_Your goal_. Copy out every line of the records where the string "desempeño" occurs.

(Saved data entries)

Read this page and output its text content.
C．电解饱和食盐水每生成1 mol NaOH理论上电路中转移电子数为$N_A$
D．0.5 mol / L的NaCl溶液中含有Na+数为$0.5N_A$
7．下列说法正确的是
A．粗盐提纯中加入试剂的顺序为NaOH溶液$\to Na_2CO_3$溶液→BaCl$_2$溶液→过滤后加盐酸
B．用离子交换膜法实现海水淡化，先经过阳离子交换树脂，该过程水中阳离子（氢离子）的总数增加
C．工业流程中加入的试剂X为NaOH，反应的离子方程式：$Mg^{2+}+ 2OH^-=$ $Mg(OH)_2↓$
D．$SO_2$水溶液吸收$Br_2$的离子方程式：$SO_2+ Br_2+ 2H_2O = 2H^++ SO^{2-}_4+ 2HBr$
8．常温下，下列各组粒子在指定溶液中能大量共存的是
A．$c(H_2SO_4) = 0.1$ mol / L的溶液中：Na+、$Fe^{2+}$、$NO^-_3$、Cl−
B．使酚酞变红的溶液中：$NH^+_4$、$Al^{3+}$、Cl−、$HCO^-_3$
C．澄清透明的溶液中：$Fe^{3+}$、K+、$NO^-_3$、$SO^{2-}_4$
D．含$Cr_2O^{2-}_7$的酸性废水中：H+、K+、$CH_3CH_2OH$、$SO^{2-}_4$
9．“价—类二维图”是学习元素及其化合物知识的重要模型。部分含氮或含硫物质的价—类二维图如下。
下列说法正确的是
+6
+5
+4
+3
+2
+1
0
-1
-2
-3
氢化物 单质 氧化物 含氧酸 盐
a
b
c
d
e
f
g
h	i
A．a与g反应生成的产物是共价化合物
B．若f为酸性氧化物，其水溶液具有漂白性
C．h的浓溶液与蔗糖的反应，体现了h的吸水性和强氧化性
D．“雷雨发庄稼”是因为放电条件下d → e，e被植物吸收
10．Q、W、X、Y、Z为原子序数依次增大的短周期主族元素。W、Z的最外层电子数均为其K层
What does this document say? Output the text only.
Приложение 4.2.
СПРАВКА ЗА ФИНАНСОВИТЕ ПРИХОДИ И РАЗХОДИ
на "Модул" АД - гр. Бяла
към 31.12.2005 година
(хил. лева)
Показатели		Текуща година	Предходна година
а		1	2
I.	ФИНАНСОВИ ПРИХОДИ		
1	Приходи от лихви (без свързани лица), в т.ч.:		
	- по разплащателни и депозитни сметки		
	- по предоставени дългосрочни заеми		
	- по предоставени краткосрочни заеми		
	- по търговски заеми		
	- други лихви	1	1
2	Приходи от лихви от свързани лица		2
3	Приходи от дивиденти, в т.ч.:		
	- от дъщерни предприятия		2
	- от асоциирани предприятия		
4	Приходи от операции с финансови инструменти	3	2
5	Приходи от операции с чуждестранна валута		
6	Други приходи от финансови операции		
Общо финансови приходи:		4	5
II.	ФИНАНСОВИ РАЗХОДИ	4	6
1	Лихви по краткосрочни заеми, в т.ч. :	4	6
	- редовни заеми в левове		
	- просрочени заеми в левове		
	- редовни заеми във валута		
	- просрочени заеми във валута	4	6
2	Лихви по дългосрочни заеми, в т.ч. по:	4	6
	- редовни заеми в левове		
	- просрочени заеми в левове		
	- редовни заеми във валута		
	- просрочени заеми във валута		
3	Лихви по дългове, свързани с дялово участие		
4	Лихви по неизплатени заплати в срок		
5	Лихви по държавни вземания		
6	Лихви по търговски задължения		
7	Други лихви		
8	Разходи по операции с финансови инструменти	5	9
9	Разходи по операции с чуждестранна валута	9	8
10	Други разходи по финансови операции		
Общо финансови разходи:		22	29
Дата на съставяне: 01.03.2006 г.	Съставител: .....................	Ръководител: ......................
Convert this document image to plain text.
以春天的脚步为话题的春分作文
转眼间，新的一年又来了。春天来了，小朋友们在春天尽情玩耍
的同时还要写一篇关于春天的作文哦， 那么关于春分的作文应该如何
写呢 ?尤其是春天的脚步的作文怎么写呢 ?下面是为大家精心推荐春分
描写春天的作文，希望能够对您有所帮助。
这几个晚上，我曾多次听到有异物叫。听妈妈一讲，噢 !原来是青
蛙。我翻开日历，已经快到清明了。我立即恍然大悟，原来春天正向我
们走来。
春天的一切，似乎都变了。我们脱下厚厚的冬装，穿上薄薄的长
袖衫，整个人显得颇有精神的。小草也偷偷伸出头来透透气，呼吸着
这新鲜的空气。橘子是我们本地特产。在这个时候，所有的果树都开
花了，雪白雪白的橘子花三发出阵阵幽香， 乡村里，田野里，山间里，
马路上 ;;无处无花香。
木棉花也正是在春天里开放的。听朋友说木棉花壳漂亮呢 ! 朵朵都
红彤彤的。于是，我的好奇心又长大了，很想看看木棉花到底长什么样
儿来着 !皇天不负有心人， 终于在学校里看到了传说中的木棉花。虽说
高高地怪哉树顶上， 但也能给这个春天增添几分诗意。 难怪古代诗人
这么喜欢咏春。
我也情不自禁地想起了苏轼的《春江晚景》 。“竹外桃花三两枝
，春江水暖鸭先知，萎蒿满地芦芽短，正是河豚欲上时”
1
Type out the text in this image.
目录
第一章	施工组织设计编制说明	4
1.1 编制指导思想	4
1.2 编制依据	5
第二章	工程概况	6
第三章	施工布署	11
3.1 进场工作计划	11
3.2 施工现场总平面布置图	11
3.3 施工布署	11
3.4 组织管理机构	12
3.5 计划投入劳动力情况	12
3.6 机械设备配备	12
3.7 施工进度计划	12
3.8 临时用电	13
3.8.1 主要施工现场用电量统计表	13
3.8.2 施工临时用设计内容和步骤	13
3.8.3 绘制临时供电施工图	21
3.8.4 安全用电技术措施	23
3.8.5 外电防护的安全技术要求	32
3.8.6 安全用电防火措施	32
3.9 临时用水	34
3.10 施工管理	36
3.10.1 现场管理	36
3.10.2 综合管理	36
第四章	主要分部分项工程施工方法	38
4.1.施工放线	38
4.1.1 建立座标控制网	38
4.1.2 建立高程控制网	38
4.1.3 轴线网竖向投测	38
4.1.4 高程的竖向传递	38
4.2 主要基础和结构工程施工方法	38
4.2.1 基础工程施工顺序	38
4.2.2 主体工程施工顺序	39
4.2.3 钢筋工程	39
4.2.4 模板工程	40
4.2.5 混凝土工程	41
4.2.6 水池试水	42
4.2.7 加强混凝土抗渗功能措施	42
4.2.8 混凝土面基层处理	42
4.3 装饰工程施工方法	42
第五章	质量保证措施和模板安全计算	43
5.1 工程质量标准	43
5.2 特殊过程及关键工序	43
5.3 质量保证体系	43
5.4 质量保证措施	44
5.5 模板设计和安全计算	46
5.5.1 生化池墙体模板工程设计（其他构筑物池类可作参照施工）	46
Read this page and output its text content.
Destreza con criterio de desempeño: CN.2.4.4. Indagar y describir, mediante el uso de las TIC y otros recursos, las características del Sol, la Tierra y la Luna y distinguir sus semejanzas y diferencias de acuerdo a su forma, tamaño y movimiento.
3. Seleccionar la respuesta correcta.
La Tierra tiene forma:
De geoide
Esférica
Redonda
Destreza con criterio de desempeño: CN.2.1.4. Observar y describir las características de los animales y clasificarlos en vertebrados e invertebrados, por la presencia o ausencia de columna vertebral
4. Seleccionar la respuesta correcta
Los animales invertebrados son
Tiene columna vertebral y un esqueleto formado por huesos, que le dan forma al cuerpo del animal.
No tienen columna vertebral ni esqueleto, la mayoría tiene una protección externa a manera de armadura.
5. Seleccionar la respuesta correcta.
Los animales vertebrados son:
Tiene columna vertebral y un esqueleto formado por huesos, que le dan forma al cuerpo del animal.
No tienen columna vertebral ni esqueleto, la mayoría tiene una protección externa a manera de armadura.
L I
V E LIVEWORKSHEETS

_Full solution_.
Destreza con criterio de desempeño: CN.2.4.4. Indagar y describir, mediante el uso de las TIC y otros recursos, las características del Sol, la Tierra y la Luna y distinguir sus semejanzas y diferencias de acuerdo a su forma, tamaño y movimiento.
Destreza con criterio de desempeño: CN.2.1.4. Observar y describir las características de los animales y clasificarlos en vertebrados e invertebrados, por la presencia o ausencia de columna vertebral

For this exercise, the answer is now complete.